[Dataset rows about figures]
%%

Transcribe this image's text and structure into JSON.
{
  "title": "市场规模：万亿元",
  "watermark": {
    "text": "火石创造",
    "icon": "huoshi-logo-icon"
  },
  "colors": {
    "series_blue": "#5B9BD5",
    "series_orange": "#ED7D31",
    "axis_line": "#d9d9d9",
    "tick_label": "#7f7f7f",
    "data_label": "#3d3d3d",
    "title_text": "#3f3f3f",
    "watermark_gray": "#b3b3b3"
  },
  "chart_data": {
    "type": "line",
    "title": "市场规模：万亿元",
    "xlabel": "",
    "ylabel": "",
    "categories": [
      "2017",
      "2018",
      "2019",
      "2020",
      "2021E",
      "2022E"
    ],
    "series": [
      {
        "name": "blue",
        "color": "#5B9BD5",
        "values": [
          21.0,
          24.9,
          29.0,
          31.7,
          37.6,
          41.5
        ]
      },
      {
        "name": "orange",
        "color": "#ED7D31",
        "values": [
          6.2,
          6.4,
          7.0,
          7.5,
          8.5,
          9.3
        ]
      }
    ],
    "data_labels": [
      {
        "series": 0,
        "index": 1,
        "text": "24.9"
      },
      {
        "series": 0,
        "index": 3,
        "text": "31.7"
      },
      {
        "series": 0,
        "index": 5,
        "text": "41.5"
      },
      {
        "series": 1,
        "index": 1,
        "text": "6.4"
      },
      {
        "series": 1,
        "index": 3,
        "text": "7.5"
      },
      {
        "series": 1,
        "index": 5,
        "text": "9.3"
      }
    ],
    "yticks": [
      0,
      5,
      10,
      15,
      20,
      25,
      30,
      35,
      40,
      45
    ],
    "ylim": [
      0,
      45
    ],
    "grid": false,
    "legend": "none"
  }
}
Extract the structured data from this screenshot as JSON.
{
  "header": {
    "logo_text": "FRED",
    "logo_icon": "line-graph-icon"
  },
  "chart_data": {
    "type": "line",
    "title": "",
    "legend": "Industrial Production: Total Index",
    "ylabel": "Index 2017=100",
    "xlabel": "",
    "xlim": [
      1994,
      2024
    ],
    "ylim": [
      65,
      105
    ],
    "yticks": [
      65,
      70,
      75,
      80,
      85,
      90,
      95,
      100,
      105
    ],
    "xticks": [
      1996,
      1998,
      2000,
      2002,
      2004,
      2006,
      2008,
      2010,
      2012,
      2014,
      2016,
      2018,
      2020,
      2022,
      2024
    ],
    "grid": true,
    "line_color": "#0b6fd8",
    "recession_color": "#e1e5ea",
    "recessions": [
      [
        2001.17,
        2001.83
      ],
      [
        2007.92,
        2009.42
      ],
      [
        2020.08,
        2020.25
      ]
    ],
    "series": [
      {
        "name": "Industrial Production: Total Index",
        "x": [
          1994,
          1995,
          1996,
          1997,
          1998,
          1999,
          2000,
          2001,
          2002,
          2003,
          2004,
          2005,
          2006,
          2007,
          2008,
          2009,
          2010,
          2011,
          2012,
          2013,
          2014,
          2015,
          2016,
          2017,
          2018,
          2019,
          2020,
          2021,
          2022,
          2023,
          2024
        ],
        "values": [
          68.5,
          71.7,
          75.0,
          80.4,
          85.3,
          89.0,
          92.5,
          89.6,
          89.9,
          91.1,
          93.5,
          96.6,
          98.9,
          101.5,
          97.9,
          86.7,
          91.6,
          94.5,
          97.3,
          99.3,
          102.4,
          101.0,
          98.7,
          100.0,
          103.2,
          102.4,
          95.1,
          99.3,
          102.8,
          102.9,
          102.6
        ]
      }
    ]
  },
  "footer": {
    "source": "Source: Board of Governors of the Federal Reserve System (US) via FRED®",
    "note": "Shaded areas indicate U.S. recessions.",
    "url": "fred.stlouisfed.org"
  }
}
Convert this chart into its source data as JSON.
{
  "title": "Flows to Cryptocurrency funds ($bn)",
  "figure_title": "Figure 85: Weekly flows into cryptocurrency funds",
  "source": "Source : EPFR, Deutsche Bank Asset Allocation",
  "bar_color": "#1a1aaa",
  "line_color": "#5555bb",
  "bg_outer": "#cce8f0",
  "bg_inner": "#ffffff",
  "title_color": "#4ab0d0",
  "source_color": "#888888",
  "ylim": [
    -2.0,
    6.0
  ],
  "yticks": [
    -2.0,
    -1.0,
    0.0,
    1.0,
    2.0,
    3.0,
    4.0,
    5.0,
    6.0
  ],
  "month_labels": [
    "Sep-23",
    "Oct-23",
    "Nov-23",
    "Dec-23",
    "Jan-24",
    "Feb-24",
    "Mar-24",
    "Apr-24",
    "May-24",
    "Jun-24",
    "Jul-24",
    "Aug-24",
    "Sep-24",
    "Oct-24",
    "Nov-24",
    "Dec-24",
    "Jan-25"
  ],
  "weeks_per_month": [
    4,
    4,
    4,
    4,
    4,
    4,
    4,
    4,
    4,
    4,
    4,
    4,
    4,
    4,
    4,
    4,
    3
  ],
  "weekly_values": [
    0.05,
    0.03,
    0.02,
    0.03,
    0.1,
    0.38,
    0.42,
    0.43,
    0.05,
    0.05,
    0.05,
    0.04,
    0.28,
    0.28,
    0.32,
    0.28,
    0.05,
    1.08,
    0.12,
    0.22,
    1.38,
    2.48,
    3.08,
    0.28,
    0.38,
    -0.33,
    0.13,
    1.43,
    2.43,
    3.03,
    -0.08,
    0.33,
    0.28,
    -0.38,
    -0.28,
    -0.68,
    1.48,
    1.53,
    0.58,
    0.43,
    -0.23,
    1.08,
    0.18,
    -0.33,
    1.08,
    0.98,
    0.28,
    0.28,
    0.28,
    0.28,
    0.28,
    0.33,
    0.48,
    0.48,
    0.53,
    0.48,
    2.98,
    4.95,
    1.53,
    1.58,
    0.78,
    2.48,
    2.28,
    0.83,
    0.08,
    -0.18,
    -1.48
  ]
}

%%

## PROBLEM TO SOLVE:
Each line above that holds the string "Production" should be copied and shown.

## IN RESPONSE:
    "legend": "Industrial Production: Total Index",
        "name": "Industrial Production: Total Index",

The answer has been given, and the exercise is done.